>> start EXERCISE MATERIALS
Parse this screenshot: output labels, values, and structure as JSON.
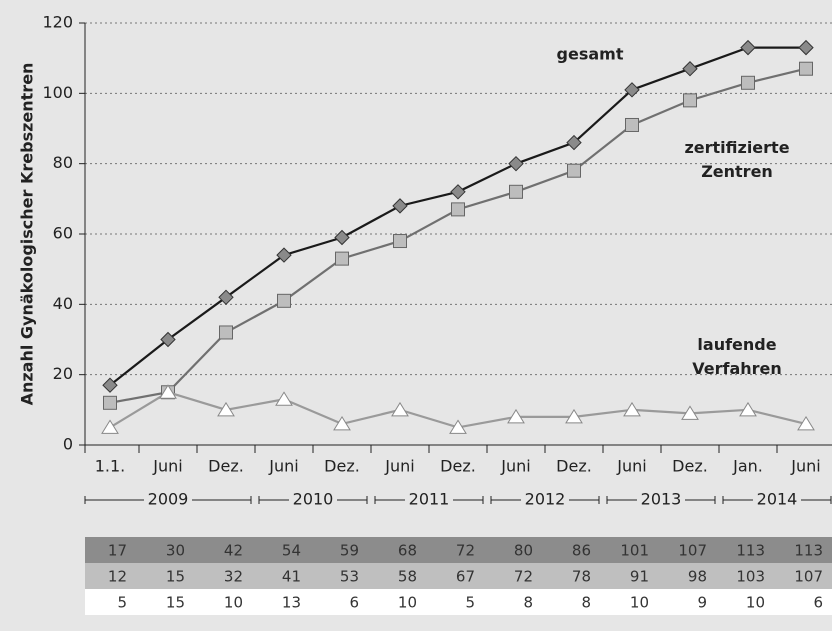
{
  "chart_data": {
    "type": "line",
    "y_label": "Anzahl Gynäkologischer Krebszentren",
    "categories": [
      "1.1.",
      "Juni",
      "Dez.",
      "Juni",
      "Dez.",
      "Juni",
      "Dez.",
      "Juni",
      "Dez.",
      "Juni",
      "Dez.",
      "Jan.",
      "Juni"
    ],
    "years": [
      "2009",
      "2010",
      "2011",
      "2012",
      "2013",
      "2014"
    ],
    "series": [
      {
        "name": "gesamt",
        "color": "#1a1a1a",
        "marker_color": "#8a8a8a",
        "marker": "diamond",
        "row_color": "#8c8c8c",
        "values": [
          17,
          30,
          42,
          54,
          59,
          68,
          72,
          80,
          86,
          101,
          107,
          113,
          113
        ]
      },
      {
        "name": "zertifizierte Zentren",
        "color": "#707070",
        "marker_color": "#bdbdbd",
        "marker": "square",
        "row_color": "#bfbfbf",
        "values": [
          12,
          15,
          32,
          41,
          53,
          58,
          67,
          72,
          78,
          91,
          98,
          103,
          107
        ]
      },
      {
        "name": "laufende Verfahren",
        "color": "#9a9a9a",
        "marker_color": "#ffffff",
        "marker": "triangle",
        "row_color": "#ffffff",
        "values": [
          5,
          15,
          10,
          13,
          6,
          10,
          5,
          8,
          8,
          10,
          9,
          10,
          6
        ]
      }
    ],
    "ylim": [
      0,
      120
    ],
    "yticks": [
      0,
      20,
      40,
      60,
      80,
      100,
      120
    ],
    "grid": true
  }
}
>> end EXERCISE MATERIALS
#### REQUIREMENT:
Repeat the listing verbatim. Skip the pictures.

#### REPLY TO THE TASK:
Parse this screenshot: output labels, values, and structure as JSON.
{
  "chart_data": {
    "type": "line",
    "y_label": "Anzahl Gynäkologischer Krebszentren",
    "categories": [
      "1.1.",
      "Juni",
      "Dez.",
      "Juni",
      "Dez.",
      "Juni",
      "Dez.",
      "Juni",
      "Dez.",
      "Juni",
      "Dez.",
      "Jan.",
      "Juni"
    ],
    "years": [
      "2009",
      "2010",
      "2011",
      "2012",
      "2013",
      "2014"
    ],
    "series": [
      {
        "name": "gesamt",
        "color": "#1a1a1a",
        "marker_color": "#8a8a8a",
        "marker": "diamond",
        "row_color": "#8c8c8c",
        "values": [
          17,
          30,
          42,
          54,
          59,
          68,
          72,
          80,
          86,
          101,
          107,
          113,
          113
        ]
      },
      {
        "name": "zertifizierte Zentren",
        "color": "#707070",
        "marker_color": "#bdbdbd",
        "marker": "square",
        "row_color": "#bfbfbf",
        "values": [
          12,
          15,
          32,
          41,
          53,
          58,
          67,
          72,
          78,
          91,
          98,
          103,
          107
        ]
      },
      {
        "name": "laufende Verfahren",
        "color": "#9a9a9a",
        "marker_color": "#ffffff",
        "marker": "triangle",
        "row_color": "#ffffff",
        "values": [
          5,
          15,
          10,
          13,
          6,
          10,
          5,
          8,
          8,
          10,
          9,
          10,
          6
        ]
      }
    ],
    "ylim": [
      0,
      120
    ],
    "yticks": [
      0,
      20,
      40,
      60,
      80,
      100,
      120
    ],
    "grid": true
  }
}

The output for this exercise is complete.